Collected data:

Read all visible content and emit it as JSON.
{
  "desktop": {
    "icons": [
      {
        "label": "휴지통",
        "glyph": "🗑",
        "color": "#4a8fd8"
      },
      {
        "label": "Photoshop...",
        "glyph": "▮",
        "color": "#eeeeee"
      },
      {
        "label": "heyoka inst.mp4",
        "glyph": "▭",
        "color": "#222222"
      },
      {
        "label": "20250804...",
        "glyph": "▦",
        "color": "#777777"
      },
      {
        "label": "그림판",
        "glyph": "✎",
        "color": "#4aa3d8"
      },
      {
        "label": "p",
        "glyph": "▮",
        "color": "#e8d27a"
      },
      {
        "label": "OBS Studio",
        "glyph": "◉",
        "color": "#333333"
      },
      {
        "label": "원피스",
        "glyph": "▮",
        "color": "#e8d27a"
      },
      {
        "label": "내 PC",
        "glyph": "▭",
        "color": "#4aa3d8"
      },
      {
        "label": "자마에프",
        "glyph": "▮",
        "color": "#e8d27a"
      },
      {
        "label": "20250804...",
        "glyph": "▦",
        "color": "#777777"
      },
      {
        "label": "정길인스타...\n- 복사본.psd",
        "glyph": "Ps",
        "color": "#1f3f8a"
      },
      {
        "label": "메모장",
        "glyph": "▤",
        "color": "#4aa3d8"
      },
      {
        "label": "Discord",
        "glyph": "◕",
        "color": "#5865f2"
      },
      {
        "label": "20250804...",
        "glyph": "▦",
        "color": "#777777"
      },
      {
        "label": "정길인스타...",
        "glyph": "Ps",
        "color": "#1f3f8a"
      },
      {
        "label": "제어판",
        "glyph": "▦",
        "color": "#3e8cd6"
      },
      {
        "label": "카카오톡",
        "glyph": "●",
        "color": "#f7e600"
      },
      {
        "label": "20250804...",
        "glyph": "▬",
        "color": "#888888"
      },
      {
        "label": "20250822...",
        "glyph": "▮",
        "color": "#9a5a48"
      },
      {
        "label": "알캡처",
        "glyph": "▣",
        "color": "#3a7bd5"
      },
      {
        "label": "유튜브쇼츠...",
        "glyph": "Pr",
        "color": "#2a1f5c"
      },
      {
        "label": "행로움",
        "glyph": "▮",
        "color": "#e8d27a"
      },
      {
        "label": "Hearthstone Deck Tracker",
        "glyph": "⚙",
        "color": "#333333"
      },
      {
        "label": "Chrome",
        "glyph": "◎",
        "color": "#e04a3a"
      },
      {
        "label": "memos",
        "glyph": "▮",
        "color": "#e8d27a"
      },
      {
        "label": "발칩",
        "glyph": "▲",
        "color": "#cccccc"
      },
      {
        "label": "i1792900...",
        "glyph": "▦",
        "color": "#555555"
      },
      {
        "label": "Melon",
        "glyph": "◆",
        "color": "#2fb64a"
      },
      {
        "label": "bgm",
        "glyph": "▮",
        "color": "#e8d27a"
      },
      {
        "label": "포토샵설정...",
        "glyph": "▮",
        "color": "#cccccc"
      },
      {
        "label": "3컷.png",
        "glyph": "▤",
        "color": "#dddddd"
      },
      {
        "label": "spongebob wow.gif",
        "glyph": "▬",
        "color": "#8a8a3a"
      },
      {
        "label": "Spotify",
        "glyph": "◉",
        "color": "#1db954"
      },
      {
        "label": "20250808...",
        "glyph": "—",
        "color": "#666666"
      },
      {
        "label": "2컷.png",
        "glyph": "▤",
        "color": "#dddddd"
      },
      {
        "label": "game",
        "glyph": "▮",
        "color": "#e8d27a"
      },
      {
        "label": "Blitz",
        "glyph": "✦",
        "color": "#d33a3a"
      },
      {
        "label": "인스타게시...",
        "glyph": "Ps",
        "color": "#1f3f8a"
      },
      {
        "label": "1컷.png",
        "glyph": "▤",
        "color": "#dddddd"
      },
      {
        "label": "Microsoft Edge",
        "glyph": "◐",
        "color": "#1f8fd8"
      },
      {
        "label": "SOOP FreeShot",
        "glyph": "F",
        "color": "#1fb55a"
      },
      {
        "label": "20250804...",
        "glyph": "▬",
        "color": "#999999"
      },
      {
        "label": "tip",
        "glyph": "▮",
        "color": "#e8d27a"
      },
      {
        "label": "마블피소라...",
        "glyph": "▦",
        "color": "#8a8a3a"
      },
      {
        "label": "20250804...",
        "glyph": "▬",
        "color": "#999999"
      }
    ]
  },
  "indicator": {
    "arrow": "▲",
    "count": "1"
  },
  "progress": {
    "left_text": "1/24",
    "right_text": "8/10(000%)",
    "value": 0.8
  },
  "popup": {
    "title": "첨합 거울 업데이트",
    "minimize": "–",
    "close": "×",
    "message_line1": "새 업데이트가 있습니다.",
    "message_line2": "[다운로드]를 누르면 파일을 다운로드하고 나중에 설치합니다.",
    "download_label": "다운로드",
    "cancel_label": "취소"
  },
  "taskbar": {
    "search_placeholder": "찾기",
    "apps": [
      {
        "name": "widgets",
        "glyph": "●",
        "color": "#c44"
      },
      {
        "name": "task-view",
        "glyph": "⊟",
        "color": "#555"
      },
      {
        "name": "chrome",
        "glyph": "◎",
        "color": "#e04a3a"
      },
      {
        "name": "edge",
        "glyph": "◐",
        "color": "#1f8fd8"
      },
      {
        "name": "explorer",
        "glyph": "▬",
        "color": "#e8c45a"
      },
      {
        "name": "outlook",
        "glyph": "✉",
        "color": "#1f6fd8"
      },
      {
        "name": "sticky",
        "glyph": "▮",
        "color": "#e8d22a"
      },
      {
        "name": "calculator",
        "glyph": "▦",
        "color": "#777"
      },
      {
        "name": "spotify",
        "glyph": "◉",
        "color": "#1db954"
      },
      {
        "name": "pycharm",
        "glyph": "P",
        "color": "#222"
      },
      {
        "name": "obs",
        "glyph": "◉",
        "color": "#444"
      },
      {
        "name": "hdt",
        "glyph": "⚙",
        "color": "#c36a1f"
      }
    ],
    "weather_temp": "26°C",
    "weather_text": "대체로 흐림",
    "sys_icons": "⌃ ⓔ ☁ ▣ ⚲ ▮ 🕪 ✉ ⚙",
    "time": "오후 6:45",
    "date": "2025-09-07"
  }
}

Short exercise: Find each line that has the word "다운로드", then copy it out.

Complete answer:
    "message_line2": "[다운로드]를 누르면 파일을 다운로드하고 나중에 설치합니다.",
    "download_label": "다운로드",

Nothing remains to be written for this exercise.